» **Given instruction**:
Search the material for the string "clock" and copy each line where it occurs.

─── Information supplied

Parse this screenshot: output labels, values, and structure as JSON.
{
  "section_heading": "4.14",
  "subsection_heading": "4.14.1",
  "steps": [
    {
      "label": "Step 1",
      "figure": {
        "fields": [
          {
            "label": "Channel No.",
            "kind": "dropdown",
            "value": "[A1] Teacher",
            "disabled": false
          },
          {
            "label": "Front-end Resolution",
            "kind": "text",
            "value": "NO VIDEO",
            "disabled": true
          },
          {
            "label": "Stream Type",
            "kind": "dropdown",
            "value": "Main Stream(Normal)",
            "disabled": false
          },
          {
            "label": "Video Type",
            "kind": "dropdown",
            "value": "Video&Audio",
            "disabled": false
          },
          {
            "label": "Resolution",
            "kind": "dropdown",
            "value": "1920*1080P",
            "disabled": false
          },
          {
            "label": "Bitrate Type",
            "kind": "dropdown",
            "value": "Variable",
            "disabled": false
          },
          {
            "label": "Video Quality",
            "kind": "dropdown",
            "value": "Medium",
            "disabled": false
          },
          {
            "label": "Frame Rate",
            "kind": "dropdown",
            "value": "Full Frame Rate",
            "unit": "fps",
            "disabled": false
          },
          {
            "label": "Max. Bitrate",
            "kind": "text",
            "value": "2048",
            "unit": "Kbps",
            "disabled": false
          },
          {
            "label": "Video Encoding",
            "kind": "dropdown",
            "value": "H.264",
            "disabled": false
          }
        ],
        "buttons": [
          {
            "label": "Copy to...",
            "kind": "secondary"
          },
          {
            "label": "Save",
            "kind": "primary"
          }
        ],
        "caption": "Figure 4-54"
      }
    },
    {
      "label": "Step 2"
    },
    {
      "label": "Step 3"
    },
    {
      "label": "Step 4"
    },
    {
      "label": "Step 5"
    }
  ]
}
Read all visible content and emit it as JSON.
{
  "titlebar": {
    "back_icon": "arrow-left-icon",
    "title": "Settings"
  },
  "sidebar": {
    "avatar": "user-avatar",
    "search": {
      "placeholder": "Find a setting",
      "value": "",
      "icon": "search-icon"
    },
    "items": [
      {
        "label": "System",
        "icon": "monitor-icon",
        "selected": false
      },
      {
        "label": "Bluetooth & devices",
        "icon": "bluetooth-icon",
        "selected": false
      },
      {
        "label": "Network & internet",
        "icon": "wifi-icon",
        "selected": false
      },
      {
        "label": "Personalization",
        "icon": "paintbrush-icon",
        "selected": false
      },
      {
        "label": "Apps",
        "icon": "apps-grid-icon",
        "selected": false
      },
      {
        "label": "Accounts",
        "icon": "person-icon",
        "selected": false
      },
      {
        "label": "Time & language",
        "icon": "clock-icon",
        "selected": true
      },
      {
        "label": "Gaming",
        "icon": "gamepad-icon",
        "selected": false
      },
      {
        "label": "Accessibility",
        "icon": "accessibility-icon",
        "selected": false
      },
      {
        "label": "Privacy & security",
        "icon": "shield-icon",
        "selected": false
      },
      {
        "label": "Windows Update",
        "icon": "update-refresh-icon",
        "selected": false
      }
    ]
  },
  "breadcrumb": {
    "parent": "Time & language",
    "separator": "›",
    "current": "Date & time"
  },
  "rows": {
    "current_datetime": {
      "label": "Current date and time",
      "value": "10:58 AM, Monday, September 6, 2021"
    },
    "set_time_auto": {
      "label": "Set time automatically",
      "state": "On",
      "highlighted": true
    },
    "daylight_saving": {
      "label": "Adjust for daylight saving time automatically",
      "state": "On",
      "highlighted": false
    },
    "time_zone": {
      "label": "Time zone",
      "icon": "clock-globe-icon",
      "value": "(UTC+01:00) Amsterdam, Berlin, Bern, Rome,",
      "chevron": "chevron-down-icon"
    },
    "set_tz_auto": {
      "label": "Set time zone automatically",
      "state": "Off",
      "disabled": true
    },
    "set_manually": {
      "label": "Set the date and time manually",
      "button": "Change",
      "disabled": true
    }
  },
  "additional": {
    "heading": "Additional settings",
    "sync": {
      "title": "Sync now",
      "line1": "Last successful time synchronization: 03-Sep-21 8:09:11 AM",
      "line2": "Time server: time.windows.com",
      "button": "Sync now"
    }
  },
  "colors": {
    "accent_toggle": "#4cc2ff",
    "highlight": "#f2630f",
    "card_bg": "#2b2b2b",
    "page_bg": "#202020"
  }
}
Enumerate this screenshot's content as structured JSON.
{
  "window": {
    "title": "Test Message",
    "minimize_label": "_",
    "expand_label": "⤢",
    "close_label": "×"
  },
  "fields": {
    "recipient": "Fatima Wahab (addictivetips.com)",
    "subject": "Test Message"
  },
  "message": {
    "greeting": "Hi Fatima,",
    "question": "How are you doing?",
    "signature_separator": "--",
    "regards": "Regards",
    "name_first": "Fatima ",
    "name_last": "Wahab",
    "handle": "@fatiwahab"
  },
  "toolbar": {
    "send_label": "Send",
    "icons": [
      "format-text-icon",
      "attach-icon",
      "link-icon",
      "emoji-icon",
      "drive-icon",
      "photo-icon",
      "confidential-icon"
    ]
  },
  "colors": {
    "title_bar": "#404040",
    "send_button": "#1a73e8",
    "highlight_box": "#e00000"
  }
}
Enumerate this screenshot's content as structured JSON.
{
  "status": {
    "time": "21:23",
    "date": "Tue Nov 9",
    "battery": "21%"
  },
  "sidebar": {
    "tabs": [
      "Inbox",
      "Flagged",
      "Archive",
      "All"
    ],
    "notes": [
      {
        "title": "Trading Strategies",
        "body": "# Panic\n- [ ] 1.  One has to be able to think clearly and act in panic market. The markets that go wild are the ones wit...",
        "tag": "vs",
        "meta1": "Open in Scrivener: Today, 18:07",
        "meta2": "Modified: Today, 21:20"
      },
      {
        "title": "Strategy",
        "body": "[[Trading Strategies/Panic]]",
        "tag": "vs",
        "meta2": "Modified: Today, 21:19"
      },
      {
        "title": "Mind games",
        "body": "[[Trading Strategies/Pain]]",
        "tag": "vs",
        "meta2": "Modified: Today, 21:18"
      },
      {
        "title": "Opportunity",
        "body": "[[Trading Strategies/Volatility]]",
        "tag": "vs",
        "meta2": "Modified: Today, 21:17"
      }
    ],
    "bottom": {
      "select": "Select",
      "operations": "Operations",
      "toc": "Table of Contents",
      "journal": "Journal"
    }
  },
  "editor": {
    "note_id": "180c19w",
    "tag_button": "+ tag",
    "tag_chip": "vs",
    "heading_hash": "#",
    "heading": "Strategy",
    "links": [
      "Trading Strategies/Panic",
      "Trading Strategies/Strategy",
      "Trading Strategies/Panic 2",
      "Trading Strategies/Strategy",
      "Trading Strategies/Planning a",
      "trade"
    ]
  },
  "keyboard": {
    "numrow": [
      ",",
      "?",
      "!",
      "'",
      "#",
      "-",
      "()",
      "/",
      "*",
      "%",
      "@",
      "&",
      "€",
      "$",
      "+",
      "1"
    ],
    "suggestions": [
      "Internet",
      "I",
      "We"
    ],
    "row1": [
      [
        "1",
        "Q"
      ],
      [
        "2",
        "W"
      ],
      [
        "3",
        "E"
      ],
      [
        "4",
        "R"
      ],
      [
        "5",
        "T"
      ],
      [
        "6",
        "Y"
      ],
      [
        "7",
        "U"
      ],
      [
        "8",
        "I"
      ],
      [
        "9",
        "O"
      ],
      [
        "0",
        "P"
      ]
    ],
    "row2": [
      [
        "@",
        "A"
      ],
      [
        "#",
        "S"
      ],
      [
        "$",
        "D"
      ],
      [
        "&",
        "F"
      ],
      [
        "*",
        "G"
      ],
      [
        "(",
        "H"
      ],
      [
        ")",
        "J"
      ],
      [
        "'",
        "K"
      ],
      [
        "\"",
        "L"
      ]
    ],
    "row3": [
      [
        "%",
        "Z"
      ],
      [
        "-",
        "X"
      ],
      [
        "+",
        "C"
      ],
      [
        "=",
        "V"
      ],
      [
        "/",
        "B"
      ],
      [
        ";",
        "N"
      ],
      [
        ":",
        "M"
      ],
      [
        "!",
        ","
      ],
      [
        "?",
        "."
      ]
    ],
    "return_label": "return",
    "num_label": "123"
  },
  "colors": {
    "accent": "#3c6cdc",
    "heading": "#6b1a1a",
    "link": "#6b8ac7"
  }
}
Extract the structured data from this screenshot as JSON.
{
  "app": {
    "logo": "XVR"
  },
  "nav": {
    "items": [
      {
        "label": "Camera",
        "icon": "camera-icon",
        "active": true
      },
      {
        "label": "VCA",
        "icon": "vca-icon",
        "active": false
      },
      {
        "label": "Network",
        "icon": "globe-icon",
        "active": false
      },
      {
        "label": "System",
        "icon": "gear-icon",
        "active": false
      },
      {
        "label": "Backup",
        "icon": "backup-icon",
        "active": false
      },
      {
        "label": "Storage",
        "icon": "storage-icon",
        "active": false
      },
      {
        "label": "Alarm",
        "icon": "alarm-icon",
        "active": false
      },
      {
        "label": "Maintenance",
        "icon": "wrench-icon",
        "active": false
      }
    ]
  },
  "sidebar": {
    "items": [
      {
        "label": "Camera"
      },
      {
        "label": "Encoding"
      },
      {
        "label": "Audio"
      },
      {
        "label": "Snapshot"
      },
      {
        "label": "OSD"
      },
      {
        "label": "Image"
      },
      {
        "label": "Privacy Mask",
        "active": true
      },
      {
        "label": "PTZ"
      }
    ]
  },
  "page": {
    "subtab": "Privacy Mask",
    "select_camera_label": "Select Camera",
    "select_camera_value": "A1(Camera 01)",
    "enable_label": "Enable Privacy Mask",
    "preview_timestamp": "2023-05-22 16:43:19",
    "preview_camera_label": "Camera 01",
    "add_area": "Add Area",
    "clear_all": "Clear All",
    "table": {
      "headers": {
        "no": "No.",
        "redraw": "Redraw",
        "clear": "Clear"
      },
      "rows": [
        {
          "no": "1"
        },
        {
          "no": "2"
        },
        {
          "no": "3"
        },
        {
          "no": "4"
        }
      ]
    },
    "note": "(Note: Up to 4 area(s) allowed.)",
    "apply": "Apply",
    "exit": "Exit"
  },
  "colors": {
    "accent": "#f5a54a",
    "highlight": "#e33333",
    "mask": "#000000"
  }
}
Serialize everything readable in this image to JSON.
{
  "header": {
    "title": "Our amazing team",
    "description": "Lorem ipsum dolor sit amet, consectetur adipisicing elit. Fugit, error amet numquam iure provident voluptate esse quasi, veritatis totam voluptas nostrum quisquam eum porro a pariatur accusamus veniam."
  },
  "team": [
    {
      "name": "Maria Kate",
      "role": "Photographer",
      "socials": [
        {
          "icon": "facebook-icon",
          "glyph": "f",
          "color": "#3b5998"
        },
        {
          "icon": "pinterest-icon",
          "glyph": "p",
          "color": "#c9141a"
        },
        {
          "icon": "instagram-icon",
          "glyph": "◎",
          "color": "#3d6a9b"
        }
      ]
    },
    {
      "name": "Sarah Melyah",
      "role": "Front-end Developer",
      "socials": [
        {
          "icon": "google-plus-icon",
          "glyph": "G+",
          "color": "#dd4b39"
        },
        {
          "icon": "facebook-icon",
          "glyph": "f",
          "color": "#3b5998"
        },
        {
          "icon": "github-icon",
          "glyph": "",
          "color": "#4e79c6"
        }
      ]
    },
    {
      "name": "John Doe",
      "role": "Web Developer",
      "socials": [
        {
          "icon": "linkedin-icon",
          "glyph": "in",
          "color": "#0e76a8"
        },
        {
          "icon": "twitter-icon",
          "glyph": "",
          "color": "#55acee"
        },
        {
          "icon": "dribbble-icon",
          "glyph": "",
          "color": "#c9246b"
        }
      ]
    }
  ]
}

──────

» **Written response**:
        "icon": "clock-icon",
      "icon": "clock-globe-icon",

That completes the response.